## WHAT THE EXERCISE ASKS
Some lines of these records may hold the word "start"; state how many, using only the number.

[Chart and figure data]
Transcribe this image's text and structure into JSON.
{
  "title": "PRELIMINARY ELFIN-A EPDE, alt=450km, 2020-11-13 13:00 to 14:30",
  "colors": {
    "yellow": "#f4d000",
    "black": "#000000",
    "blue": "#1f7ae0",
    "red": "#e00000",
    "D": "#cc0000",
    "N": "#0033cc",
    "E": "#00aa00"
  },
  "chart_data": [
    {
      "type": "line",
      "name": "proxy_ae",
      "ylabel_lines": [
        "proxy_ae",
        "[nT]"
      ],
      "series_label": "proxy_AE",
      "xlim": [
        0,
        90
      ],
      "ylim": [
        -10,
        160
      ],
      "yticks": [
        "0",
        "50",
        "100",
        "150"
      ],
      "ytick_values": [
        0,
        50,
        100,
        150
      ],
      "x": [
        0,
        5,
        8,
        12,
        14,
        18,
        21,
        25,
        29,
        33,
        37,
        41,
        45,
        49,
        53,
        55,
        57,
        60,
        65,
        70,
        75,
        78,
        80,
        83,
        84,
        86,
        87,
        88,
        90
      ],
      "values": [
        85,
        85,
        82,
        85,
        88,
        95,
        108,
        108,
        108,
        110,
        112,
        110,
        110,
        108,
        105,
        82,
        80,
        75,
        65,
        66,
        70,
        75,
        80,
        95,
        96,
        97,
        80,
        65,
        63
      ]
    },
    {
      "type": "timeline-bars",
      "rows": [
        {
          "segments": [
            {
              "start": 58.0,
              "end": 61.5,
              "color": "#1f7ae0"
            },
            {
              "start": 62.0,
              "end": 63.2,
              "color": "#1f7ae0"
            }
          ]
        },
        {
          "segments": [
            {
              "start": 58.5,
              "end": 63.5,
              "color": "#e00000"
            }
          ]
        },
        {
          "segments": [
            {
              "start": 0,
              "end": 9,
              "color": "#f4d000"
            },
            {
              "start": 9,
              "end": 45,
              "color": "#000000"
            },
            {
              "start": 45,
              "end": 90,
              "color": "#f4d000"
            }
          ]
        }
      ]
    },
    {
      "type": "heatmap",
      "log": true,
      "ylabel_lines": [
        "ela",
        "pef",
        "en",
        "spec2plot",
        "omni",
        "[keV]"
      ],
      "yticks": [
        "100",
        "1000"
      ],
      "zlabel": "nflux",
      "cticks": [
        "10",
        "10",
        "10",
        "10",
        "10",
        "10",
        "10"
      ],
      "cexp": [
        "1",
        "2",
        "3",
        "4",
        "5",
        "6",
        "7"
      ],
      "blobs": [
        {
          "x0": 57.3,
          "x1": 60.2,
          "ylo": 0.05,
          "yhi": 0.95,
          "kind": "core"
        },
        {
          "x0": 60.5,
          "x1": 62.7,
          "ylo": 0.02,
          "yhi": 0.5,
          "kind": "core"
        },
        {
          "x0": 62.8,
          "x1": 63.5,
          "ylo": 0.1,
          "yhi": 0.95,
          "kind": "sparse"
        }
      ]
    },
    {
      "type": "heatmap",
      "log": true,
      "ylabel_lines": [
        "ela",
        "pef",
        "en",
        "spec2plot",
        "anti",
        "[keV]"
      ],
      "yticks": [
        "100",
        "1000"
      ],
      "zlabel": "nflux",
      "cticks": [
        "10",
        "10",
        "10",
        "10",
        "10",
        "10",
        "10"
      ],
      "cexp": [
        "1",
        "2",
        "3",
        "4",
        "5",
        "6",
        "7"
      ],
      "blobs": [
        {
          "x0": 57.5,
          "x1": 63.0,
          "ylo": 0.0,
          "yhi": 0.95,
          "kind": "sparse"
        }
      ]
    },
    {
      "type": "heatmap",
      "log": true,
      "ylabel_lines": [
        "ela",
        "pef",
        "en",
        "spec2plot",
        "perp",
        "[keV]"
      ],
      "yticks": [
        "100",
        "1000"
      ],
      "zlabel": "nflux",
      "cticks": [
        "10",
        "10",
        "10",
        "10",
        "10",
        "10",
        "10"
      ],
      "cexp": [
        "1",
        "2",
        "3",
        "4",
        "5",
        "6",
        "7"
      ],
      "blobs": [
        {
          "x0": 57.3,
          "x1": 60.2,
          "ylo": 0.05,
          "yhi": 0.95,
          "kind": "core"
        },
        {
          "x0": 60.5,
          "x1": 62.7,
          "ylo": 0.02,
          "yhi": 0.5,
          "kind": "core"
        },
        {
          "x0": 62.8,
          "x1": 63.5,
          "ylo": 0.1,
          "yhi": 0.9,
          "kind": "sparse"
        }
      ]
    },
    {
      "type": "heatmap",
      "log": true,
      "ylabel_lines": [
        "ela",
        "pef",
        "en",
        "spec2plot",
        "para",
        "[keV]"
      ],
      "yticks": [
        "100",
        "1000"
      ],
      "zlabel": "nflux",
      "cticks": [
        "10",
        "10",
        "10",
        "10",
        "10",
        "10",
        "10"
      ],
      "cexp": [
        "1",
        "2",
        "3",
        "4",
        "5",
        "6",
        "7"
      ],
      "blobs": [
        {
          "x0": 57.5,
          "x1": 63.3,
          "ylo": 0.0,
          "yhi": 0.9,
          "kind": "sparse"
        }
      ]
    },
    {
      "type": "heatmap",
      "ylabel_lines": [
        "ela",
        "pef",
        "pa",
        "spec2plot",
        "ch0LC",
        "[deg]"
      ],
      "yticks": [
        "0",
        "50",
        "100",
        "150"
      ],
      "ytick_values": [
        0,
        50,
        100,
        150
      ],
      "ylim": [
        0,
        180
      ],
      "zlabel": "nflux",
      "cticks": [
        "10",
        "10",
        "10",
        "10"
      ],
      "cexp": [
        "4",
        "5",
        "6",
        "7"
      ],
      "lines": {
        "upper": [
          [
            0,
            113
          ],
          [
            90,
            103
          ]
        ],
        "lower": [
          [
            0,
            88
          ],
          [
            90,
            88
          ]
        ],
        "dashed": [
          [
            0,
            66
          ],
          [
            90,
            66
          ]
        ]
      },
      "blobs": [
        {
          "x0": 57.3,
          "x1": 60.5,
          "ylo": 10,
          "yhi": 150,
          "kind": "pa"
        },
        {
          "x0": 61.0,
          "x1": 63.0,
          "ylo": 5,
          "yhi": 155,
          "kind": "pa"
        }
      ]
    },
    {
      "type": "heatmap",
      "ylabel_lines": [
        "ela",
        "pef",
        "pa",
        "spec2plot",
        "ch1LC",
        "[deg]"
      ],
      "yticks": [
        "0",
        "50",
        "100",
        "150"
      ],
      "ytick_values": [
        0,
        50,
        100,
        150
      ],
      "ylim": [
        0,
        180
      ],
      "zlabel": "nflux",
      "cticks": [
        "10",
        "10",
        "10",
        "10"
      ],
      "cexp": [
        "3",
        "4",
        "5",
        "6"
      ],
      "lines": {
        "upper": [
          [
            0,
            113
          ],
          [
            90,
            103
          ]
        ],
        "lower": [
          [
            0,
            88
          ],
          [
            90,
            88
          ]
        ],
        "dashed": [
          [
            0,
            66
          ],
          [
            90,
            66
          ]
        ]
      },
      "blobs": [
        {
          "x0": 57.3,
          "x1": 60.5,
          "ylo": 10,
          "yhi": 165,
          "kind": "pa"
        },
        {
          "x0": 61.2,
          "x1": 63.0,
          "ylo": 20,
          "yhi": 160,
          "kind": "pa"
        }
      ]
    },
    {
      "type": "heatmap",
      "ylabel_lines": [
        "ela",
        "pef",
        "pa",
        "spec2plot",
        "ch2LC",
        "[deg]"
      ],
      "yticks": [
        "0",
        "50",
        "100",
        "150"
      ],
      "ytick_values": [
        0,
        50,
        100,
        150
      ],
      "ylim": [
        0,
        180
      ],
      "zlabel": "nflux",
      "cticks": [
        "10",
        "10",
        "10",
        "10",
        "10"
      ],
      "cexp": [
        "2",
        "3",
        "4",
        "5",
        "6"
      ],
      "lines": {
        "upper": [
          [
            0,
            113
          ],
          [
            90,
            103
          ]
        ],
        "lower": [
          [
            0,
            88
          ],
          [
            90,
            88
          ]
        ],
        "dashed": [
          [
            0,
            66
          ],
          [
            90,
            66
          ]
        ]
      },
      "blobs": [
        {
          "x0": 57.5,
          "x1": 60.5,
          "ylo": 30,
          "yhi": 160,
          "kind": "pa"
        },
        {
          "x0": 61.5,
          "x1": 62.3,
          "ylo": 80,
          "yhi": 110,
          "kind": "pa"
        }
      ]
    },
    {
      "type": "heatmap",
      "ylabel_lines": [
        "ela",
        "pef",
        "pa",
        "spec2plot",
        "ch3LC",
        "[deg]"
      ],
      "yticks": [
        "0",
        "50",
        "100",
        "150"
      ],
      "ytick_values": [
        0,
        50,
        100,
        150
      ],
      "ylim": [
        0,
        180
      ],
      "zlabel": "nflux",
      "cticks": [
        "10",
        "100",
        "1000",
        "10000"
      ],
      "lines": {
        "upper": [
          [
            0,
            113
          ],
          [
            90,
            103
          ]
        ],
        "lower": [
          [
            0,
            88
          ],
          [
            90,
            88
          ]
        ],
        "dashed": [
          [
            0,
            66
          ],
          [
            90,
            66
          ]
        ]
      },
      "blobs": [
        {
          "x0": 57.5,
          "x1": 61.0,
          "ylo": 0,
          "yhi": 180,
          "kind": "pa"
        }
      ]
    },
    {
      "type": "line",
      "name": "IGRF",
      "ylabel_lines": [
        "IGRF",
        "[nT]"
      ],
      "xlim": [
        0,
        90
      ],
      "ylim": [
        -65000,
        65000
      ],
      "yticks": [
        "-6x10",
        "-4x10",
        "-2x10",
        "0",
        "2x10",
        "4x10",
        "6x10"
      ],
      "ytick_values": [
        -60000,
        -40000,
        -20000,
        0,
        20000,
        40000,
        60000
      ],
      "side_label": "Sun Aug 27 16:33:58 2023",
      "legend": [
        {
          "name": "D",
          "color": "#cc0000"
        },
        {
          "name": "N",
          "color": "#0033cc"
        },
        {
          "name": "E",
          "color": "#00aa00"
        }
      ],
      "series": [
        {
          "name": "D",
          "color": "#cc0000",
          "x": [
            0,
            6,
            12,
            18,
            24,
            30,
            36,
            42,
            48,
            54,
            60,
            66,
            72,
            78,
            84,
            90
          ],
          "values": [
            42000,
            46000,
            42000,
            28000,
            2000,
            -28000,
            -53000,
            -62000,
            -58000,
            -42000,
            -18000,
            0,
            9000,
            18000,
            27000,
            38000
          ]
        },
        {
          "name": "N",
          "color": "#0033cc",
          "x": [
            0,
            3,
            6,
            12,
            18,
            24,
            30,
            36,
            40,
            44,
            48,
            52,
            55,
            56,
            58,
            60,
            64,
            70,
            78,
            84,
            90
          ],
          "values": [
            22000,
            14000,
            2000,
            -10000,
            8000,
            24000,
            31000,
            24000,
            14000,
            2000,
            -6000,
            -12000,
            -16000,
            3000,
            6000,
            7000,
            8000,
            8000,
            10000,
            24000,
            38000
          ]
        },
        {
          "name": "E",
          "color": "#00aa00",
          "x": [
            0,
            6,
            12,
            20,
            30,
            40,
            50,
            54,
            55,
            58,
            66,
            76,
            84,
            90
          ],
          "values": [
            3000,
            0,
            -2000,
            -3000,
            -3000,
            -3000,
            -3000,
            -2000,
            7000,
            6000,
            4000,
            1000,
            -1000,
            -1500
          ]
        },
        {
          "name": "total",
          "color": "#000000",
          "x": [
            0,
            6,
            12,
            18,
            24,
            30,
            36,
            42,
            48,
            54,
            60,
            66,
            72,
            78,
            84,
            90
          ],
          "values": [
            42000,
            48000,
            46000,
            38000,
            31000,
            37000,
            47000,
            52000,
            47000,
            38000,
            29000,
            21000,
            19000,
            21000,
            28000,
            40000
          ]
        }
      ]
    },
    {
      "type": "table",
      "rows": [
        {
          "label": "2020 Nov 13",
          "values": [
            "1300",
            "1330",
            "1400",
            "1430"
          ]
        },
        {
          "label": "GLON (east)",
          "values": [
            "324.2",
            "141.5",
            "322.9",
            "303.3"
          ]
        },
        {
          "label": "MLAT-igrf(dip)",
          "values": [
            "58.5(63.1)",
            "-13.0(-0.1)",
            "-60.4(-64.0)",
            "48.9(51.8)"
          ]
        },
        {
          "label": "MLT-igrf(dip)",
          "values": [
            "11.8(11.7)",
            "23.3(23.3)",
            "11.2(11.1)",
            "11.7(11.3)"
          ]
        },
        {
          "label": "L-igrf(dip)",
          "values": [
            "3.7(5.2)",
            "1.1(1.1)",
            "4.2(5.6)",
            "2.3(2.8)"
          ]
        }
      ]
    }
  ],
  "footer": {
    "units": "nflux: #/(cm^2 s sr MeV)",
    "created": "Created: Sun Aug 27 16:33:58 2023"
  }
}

## THE REPLY
6